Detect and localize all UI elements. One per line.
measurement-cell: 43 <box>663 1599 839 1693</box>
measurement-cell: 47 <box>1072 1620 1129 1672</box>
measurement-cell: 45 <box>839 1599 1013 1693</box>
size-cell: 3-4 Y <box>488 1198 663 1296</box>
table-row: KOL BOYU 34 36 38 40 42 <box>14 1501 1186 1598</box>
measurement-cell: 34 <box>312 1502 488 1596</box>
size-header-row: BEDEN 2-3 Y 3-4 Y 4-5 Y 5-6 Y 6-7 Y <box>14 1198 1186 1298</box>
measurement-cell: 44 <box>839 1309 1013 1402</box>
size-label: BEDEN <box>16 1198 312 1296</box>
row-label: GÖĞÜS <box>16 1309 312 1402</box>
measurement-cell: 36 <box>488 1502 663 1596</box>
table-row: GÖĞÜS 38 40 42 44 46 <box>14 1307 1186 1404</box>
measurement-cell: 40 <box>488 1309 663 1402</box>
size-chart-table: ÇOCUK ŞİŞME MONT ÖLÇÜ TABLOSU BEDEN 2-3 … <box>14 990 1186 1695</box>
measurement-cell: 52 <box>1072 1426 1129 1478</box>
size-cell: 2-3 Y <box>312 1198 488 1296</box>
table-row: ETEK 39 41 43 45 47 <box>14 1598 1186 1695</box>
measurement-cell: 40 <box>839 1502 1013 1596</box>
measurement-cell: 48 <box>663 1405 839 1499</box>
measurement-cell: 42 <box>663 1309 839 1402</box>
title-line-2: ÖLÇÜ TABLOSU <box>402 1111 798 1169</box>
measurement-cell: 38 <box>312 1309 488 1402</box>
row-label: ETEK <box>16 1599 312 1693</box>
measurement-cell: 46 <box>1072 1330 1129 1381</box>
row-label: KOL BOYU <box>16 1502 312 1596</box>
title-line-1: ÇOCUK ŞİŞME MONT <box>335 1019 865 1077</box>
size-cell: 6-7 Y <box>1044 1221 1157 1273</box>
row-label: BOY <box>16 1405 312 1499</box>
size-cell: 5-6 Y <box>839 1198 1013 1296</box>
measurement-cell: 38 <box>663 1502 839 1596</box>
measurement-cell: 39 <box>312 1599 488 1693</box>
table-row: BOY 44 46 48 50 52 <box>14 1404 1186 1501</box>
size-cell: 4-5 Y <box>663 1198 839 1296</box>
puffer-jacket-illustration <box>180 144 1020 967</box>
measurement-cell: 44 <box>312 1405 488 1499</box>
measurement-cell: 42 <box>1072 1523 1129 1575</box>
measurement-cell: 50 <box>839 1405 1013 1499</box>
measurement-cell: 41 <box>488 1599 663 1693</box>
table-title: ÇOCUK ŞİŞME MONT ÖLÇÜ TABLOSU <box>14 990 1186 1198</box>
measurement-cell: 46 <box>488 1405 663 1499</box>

--*--

- **What needs to be done**:
Please reproduce the material above with every "table-row" changed to "row-group", keeping everything else the same.

- **Solution**:
Detect and localize all UI elements. One per line.
measurement-cell: 43 <box>663 1599 839 1693</box>
measurement-cell: 47 <box>1072 1620 1129 1672</box>
measurement-cell: 45 <box>839 1599 1013 1693</box>
size-cell: 3-4 Y <box>488 1198 663 1296</box>
row-group: KOL BOYU 34 36 38 40 42 <box>14 1501 1186 1598</box>
measurement-cell: 34 <box>312 1502 488 1596</box>
size-header-row: BEDEN 2-3 Y 3-4 Y 4-5 Y 5-6 Y 6-7 Y <box>14 1198 1186 1298</box>
measurement-cell: 44 <box>839 1309 1013 1402</box>
size-label: BEDEN <box>16 1198 312 1296</box>
row-label: GÖĞÜS <box>16 1309 312 1402</box>
measurement-cell: 36 <box>488 1502 663 1596</box>
row-group: GÖĞÜS 38 40 42 44 46 <box>14 1307 1186 1404</box>
measurement-cell: 40 <box>488 1309 663 1402</box>
size-chart-table: ÇOCUK ŞİŞME MONT ÖLÇÜ TABLOSU BEDEN 2-3 … <box>14 990 1186 1695</box>
measurement-cell: 52 <box>1072 1426 1129 1478</box>
size-cell: 2-3 Y <box>312 1198 488 1296</box>
row-group: ETEK 39 41 43 45 47 <box>14 1598 1186 1695</box>
measurement-cell: 40 <box>839 1502 1013 1596</box>
measurement-cell: 48 <box>663 1405 839 1499</box>
measurement-cell: 42 <box>663 1309 839 1402</box>
title-line-2: ÖLÇÜ TABLOSU <box>402 1111 798 1169</box>
measurement-cell: 38 <box>312 1309 488 1402</box>
row-label: ETEK <box>16 1599 312 1693</box>
measurement-cell: 46 <box>1072 1330 1129 1381</box>
row-label: KOL BOYU <box>16 1502 312 1596</box>
title-line-1: ÇOCUK ŞİŞME MONT <box>335 1019 865 1077</box>
size-cell: 6-7 Y <box>1044 1221 1157 1273</box>
row-label: BOY <box>16 1405 312 1499</box>
size-cell: 5-6 Y <box>839 1198 1013 1296</box>
measurement-cell: 38 <box>663 1502 839 1596</box>
measurement-cell: 39 <box>312 1599 488 1693</box>
row-group: BOY 44 46 48 50 52 <box>14 1404 1186 1501</box>
size-cell: 4-5 Y <box>663 1198 839 1296</box>
puffer-jacket-illustration <box>180 144 1020 967</box>
measurement-cell: 44 <box>312 1405 488 1499</box>
measurement-cell: 42 <box>1072 1523 1129 1575</box>
measurement-cell: 50 <box>839 1405 1013 1499</box>
measurement-cell: 41 <box>488 1599 663 1693</box>
table-title: ÇOCUK ŞİŞME MONT ÖLÇÜ TABLOSU <box>14 990 1186 1198</box>
measurement-cell: 46 <box>488 1405 663 1499</box>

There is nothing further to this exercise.